• TASK LIST:
• 1. In the router recommendation thread, please give the stretch from "## Whitebassfisher (May" through "(Aug 20, 2004)" again, with "Milwaukee" swapped for "Ryobi".
• 2. Which tool brands does the router recommendation thread name? List each one once.
• 3. Carry on the router recommendation thread from its last line.
# Start of EXTRACTED TEXT
# Need Router Recommendation



## Whitebassfisher (May 4, 2007)

I have a Milwaukee drill and Milwaukee circular saw. Do they make a good mid-size router also? Or should I consider other brands?


----------



## CoastalOutfitters (Aug 20, 2004)

that little porter cable trim router is darn powerful and real handy

Bosch and makita make some decent ones, skip the entry level models.

have 3 higher end dewalts at work, they are ok, but bulky


----------



## Wado (May 15, 2011)

CoastalOutfitters said:


> that little porter cable trim router is darn powerful and real handy
> 
> Bosch and makita make some decent ones, skip the entry level models.
# End of EXTRACTED TEXT
# Start of SUPPLIED DATA
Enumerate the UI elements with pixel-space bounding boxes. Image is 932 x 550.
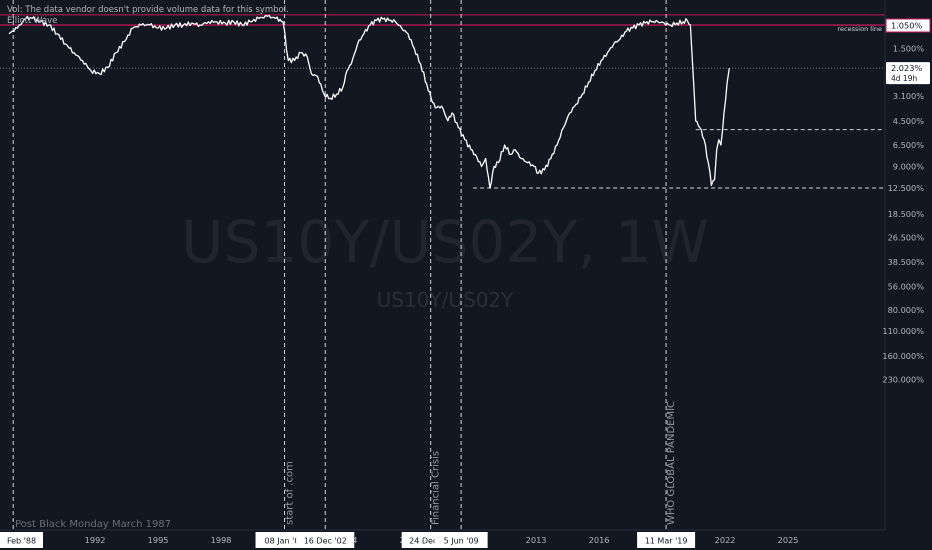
date-marker-label: 24 Dec '07 [409, 537, 452, 546]
y-tick-label: 80.000% [888, 305, 925, 315]
x-tick-label: 2016 [589, 535, 610, 545]
series-line [8, 14, 730, 189]
y-tick-label: 110.000% [882, 326, 924, 336]
y-tick-label: 1.500% [893, 43, 924, 53]
x-tick-label: 2013 [526, 535, 547, 545]
y-tick-label: 9.000% [893, 161, 924, 171]
x-tick-label: 2025 [778, 535, 799, 545]
top-right-tag [893, 0, 927, 12]
x-tick-label: 1998 [211, 535, 232, 545]
y-tick-label: 26.500% [888, 232, 925, 242]
y-tick-label: 230.000% [882, 375, 924, 385]
countdown-label: 4d 19h [891, 74, 917, 83]
date-marker-label: 5 Jun '09 [444, 537, 479, 546]
indicator-label[interactable]: Elliott Wave [7, 16, 58, 26]
date-marker-label: 11 Mar '19 [645, 537, 688, 546]
last-value-label: 2.023% [891, 63, 922, 73]
date-marker-label: 16 Dec '02 [304, 537, 347, 546]
date-marker-tag [296, 532, 355, 548]
y-tick-label: 18.500% [888, 209, 925, 219]
y-tick-label: 4.500% [893, 116, 924, 126]
y-tick-label: 6.500% [893, 140, 924, 150]
date-marker-label: 08 Jan '01 [265, 537, 305, 546]
date-marker-tag [637, 532, 696, 548]
y-tick-label: 3.100% [893, 91, 924, 101]
watermark-subtitle: US10Y/US02Y [377, 288, 515, 312]
date-marker-tag [434, 532, 488, 548]
x-tick-label: 1995 [148, 535, 169, 545]
date-marker-tag [0, 532, 43, 548]
x-tick-label: 1992 [85, 535, 106, 545]
event-annotation: start of .com [285, 461, 296, 525]
event-annotation: Financial Crisis [431, 451, 442, 525]
y-tick-label: 12.500% [888, 183, 925, 193]
x-tick-label: 2022 [715, 535, 736, 545]
volume-note: Vol: The data vendor doesn't provide vol… [7, 5, 289, 15]
last-value-tag [886, 62, 930, 85]
watermark-symbol: US10Y/US02Y, 1W [181, 208, 709, 276]
y-tick-label: 56.000% [888, 282, 925, 292]
y-tick-label: 38.500% [888, 257, 925, 267]
bottom-note: Post Black Monday March 1987 [15, 519, 171, 530]
recession-value-label: 1.050% [891, 21, 922, 31]
recession-line-label: recession line [837, 25, 882, 33]
date-marker-label: Feb '88 [7, 537, 36, 546]
recession-value-tag [885, 18, 931, 33]
y-tick-label: 160.000% [882, 351, 924, 361]
event-annotation: WHO GLOBAL PANDEMIC [666, 401, 677, 525]
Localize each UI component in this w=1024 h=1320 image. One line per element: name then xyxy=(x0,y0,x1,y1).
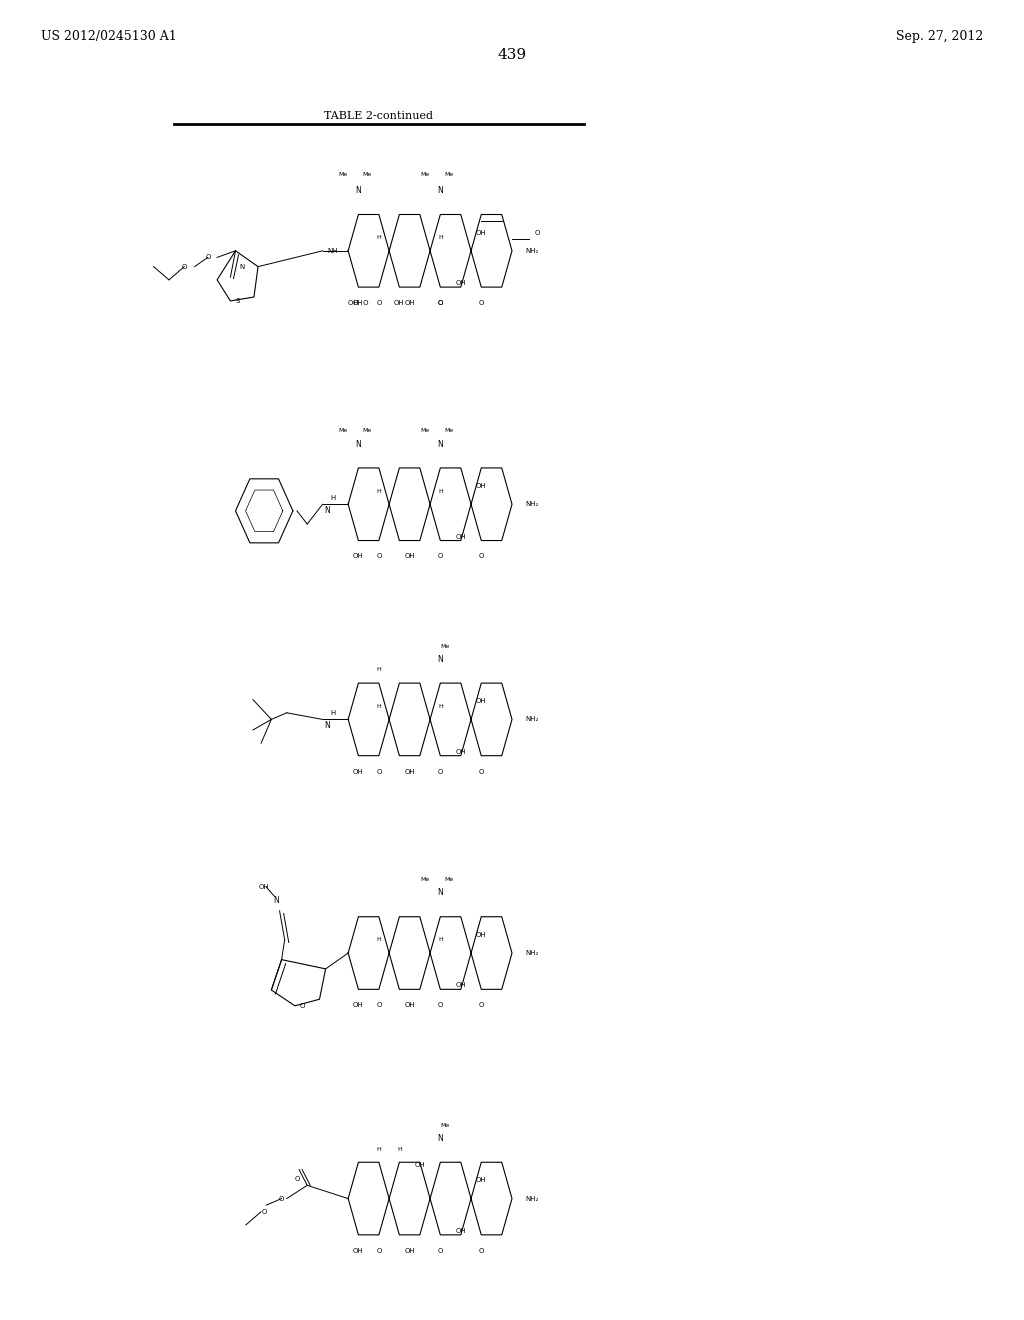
Text: O: O xyxy=(478,553,484,560)
Text: OH: OH xyxy=(404,553,415,560)
Text: O: O xyxy=(261,1209,267,1214)
Text: N: N xyxy=(324,722,330,730)
Text: O: O xyxy=(376,1002,382,1008)
Text: Sep. 27, 2012: Sep. 27, 2012 xyxy=(896,30,983,44)
Text: O: O xyxy=(376,553,382,560)
Text: N: N xyxy=(324,507,330,515)
Text: H: H xyxy=(377,488,381,494)
Text: NH: NH xyxy=(328,248,338,253)
Text: O: O xyxy=(181,264,187,269)
Text: O: O xyxy=(294,1176,300,1181)
Text: H: H xyxy=(397,1147,401,1151)
Text: Me: Me xyxy=(420,429,430,433)
Text: O: O xyxy=(437,768,443,775)
Text: S: S xyxy=(236,298,240,304)
Text: Me: Me xyxy=(440,1123,451,1127)
Text: Me: Me xyxy=(443,429,454,433)
Text: TABLE 2-continued: TABLE 2-continued xyxy=(325,111,433,121)
Text: OH: OH xyxy=(404,768,415,775)
Text: OH: OH xyxy=(353,1002,364,1008)
Text: OH: OH xyxy=(404,1247,415,1254)
Text: OH: OH xyxy=(353,300,364,306)
Text: N: N xyxy=(355,186,361,195)
Text: OH: OH xyxy=(456,748,466,755)
Text: O: O xyxy=(437,300,443,306)
Text: H: H xyxy=(330,495,336,500)
Text: OH: OH xyxy=(456,533,466,540)
Text: NH₂: NH₂ xyxy=(525,502,540,507)
Text: N: N xyxy=(355,440,361,449)
Text: OH: OH xyxy=(404,1002,415,1008)
Text: O: O xyxy=(437,300,443,306)
Text: Me: Me xyxy=(443,173,454,177)
Text: O: O xyxy=(205,255,211,260)
Text: O: O xyxy=(437,1002,443,1008)
Text: N: N xyxy=(273,896,280,904)
Text: H: H xyxy=(330,710,336,715)
Text: H: H xyxy=(377,235,381,240)
Text: N: N xyxy=(437,440,443,449)
Text: OH  O: OH O xyxy=(348,300,369,306)
Text: N: N xyxy=(437,1134,443,1143)
Text: O: O xyxy=(376,1247,382,1254)
Text: O: O xyxy=(299,1003,305,1008)
Text: Me: Me xyxy=(338,173,348,177)
Text: OH: OH xyxy=(259,884,269,890)
Text: NH₂: NH₂ xyxy=(525,248,540,253)
Text: OH: OH xyxy=(353,768,364,775)
Text: H: H xyxy=(438,488,442,494)
Text: O: O xyxy=(437,1247,443,1254)
Text: OH: OH xyxy=(353,1247,364,1254)
Text: OH: OH xyxy=(476,698,486,705)
Text: H: H xyxy=(377,668,381,672)
Text: OH: OH xyxy=(476,483,486,490)
Text: US 2012/0245130 A1: US 2012/0245130 A1 xyxy=(41,30,177,44)
Text: OH: OH xyxy=(476,932,486,939)
Text: H: H xyxy=(377,704,381,709)
Text: H: H xyxy=(438,704,442,709)
Text: NH₂: NH₂ xyxy=(525,950,540,956)
Text: Me: Me xyxy=(361,173,372,177)
Text: N: N xyxy=(437,888,443,898)
Text: OH: OH xyxy=(353,553,364,560)
Text: OH: OH xyxy=(394,300,404,306)
Text: OH: OH xyxy=(456,280,466,286)
Text: O: O xyxy=(535,230,541,236)
Text: O: O xyxy=(376,300,382,306)
Text: O: O xyxy=(279,1196,285,1201)
Text: OH: OH xyxy=(415,1162,425,1168)
Text: OH: OH xyxy=(456,1228,466,1234)
Text: OH: OH xyxy=(476,230,486,236)
Text: Me: Me xyxy=(443,878,454,882)
Text: O: O xyxy=(478,300,484,306)
Text: Me: Me xyxy=(420,173,430,177)
Text: H: H xyxy=(377,937,381,942)
Text: O: O xyxy=(437,553,443,560)
Text: Me: Me xyxy=(420,878,430,882)
Text: O: O xyxy=(478,1002,484,1008)
Text: O: O xyxy=(376,768,382,775)
Text: OH: OH xyxy=(476,1177,486,1184)
Text: N: N xyxy=(437,655,443,664)
Text: Me: Me xyxy=(440,644,451,648)
Text: 439: 439 xyxy=(498,49,526,62)
Text: H: H xyxy=(438,937,442,942)
Text: OH: OH xyxy=(456,982,466,989)
Text: N: N xyxy=(437,186,443,195)
Text: H: H xyxy=(438,235,442,240)
Text: H: H xyxy=(377,1147,381,1151)
Text: OH: OH xyxy=(404,300,415,306)
Text: O: O xyxy=(478,1247,484,1254)
Text: NH₂: NH₂ xyxy=(525,717,540,722)
Text: Me: Me xyxy=(361,429,372,433)
Text: N: N xyxy=(239,264,245,269)
Text: O: O xyxy=(478,768,484,775)
Text: NH₂: NH₂ xyxy=(525,1196,540,1201)
Text: Me: Me xyxy=(338,429,348,433)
# End of SUPPLIED DATA
• ANSWERS TO THE PROBLEMS:
• 1.
## Whitebassfisher (May 4, 2007)

I have a Ryobi drill and Ryobi circular saw. Do they make a good mid-size router also? Or should I consider other brands?


----------



## CoastalOutfitters (Aug 20, 2004)

• 2. Milwaukee, Porter Cable, Bosch, Makita, DeWalt

• 3.
> 
> have 3 higher end dewalts at work, they are ok, but bulky


We think alike. I have two of the porter cable trim routers, both bought at pawn shops for less than half price. I also have a Bosch trim router bought at one of those tool trailer deals for a decent price. The best all round router in my opinion is the faithful Porter Cable Model 690 with a 1001-T2 base with 1/4" and 1/2" collets. I have never stalled mine but I did have a switch go out but that's minor. For the router table/shaper I have a Freud plunge router. It's a monster and it stays in the shaper. Dewalt makes a mini router that is supposed to be able to run some big bits. For doing round over's and beading the trim routers are just fine for soft woods.


----------



## kneekap (Nov 13, 2012)

The Rigid has an LED light, two bases, 1/4" and 1/2" collets, and variable speed.


----------



## Whitebassfisher (May 4, 2007)

Well, the first 2 replies mentioned Porter Cable. Plus a friend of mine that makes a living woodworking said Porter Cable. I checked out Circle Saw and bought the little Porter Cable trim router there.


----------



## mas360 (Nov 21, 2006)

My Black & Decker router was good for about 25 hours and quit.


----------



## 3192 (Dec 30, 2004)

This...
*
"Porter Cable Model 690 with a 1001-T2 base with 1/4" and 1/2" collets."*


----------



## Wado (May 15, 2011)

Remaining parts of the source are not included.